In the entries below, count every line containing "turn". Reply with the number alone.

===== PROVIDED DATA =====

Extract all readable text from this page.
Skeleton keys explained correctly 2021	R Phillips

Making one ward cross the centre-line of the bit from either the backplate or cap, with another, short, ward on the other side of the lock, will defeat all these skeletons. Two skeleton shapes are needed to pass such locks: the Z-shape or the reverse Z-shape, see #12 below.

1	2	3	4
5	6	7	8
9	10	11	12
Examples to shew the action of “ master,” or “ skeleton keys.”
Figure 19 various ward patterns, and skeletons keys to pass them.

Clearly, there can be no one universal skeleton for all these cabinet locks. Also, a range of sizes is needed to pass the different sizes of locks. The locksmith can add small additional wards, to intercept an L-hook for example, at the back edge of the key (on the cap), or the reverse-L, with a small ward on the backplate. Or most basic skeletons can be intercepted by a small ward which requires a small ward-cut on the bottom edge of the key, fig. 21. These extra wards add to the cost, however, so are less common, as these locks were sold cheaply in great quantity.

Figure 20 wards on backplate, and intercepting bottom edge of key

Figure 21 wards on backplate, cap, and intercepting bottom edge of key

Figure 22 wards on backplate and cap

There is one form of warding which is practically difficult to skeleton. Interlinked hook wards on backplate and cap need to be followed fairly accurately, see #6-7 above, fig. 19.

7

=====
===== PROVIDED DATA =====

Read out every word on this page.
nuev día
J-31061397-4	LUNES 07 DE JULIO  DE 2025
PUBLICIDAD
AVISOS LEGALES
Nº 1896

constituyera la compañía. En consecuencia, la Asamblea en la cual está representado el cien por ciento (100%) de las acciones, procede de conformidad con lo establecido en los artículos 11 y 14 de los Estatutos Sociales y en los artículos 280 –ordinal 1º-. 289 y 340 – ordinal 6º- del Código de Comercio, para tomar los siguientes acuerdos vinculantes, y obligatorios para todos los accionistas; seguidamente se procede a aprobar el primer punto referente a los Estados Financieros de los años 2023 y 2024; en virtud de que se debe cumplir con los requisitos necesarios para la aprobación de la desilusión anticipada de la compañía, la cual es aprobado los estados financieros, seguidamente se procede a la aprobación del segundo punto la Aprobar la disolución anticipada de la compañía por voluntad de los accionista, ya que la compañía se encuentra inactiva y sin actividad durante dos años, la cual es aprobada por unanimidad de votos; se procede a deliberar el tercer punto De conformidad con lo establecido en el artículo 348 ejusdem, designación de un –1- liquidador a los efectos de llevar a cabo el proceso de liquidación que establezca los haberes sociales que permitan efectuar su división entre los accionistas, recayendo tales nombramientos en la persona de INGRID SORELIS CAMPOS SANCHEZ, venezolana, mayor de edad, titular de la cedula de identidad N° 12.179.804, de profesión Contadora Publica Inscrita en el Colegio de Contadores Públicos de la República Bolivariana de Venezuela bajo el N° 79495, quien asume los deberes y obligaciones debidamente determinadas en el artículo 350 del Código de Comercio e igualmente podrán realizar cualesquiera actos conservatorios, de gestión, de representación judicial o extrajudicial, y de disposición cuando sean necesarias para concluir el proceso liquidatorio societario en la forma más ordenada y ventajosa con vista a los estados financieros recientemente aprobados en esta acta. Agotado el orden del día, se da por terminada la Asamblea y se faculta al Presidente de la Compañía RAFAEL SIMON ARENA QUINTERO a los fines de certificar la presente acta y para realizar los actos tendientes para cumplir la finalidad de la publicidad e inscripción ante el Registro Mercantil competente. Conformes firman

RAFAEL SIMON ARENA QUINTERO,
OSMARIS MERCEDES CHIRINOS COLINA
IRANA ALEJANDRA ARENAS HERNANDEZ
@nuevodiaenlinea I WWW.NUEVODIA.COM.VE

=====
===== PROVIDED DATA =====

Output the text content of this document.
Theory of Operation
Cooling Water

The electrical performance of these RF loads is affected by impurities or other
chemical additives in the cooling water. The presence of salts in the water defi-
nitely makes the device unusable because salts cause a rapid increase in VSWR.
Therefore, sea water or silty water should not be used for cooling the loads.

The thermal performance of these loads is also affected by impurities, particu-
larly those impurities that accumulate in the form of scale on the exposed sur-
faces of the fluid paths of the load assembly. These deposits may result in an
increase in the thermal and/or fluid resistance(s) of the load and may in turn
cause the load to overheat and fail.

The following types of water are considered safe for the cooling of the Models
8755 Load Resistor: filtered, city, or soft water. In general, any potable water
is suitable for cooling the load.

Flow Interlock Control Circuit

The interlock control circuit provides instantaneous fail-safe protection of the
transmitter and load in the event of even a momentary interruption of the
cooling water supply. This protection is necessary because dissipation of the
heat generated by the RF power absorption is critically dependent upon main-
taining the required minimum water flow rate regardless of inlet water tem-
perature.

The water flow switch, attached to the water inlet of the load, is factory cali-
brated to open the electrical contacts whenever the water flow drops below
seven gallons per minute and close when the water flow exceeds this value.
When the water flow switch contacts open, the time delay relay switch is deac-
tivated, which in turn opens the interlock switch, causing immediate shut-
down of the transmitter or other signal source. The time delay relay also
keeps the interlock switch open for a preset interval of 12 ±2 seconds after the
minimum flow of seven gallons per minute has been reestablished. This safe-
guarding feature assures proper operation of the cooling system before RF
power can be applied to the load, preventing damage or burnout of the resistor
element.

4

=====

#### [RESULT OF THIS TASK]
2